══ Provided records ══
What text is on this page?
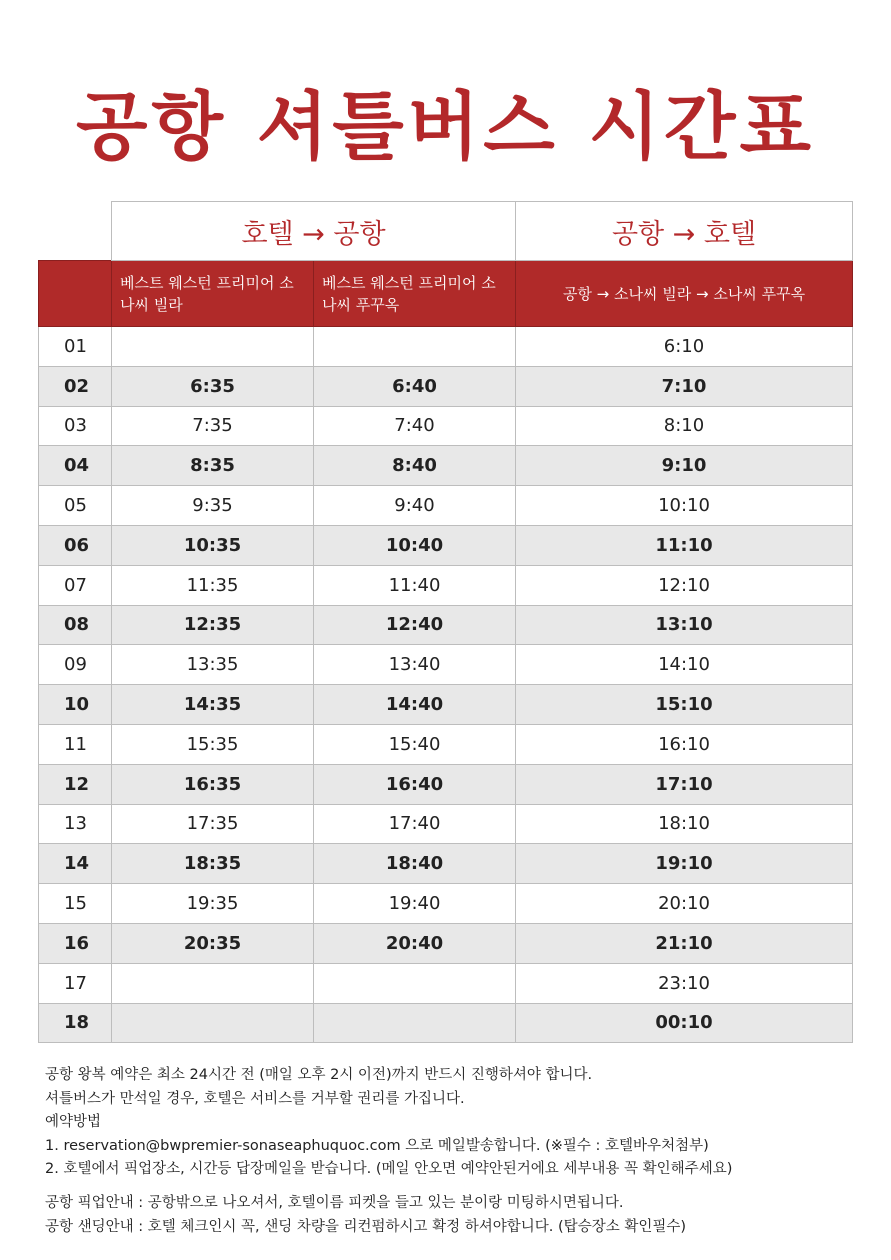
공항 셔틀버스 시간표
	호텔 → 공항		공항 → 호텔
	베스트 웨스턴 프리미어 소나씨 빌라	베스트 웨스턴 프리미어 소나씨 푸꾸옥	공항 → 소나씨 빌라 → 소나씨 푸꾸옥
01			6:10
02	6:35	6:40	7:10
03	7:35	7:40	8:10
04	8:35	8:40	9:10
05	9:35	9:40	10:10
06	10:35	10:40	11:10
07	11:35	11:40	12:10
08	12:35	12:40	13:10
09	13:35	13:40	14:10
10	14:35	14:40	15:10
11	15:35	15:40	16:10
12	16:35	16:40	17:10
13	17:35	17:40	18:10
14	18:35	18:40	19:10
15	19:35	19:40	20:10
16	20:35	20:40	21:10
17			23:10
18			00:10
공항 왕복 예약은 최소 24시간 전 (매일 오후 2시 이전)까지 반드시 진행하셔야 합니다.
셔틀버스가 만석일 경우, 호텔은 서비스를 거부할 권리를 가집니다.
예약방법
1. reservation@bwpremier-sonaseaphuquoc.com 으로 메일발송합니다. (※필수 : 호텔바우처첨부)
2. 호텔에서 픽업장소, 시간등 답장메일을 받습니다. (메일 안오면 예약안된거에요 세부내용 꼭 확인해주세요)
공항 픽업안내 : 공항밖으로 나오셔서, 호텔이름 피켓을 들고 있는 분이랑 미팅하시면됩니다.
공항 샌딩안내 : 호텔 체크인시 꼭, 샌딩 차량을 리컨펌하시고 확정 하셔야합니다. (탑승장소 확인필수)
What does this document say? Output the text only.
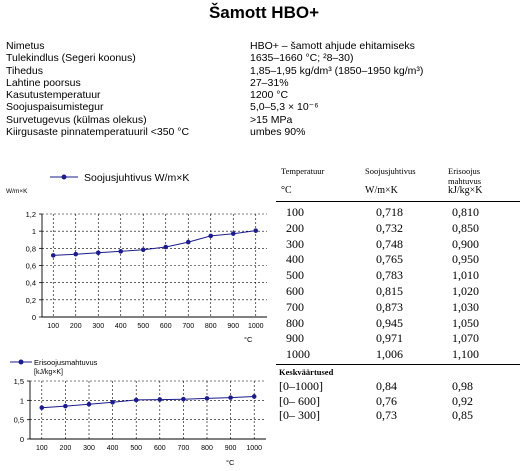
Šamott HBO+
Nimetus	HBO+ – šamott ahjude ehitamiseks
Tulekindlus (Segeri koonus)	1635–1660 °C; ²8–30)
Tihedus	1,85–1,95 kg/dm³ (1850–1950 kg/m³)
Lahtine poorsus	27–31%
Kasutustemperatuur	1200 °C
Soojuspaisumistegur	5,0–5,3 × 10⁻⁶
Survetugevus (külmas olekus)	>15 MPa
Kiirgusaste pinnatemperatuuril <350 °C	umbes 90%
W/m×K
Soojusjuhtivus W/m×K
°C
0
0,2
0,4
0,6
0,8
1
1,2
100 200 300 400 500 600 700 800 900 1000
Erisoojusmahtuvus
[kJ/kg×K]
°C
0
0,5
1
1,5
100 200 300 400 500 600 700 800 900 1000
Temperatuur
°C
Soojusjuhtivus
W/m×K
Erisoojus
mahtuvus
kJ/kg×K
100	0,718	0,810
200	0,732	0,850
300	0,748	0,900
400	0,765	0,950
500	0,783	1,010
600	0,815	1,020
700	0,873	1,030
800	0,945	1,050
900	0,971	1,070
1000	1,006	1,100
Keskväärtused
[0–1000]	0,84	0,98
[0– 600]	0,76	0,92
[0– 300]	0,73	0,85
═══
══ Provided records ══
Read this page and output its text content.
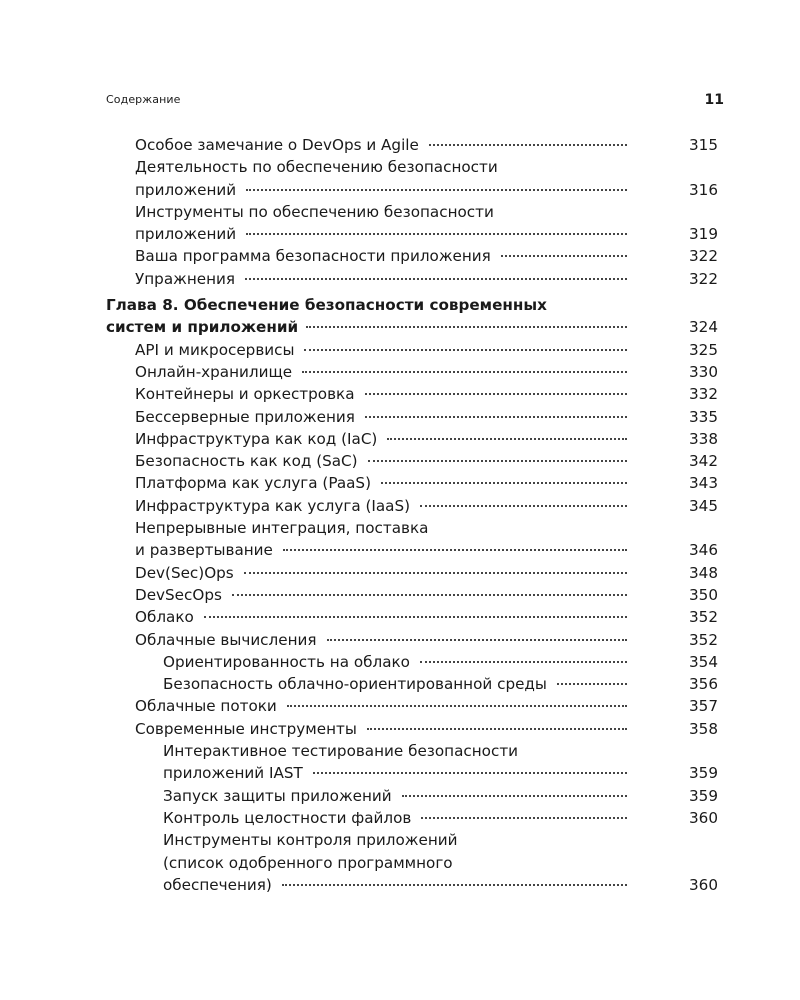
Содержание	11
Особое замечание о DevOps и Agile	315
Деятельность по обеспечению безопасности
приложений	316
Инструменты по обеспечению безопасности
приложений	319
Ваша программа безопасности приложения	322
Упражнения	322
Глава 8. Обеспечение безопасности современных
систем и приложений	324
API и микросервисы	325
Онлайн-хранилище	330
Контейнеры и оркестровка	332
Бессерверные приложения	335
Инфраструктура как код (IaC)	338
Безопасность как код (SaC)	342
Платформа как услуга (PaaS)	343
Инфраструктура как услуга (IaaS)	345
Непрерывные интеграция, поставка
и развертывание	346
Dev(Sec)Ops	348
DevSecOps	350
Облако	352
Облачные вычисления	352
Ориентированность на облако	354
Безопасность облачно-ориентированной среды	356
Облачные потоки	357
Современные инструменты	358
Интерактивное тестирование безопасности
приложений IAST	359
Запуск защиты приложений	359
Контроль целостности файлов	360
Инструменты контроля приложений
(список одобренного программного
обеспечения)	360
═══
Exercise objective
Within the data above, pick out all lines holding the word "Инфраструктура".

Output
Инфраструктура как код (IaC)	338
Инфраструктура как услуга (IaaS)	345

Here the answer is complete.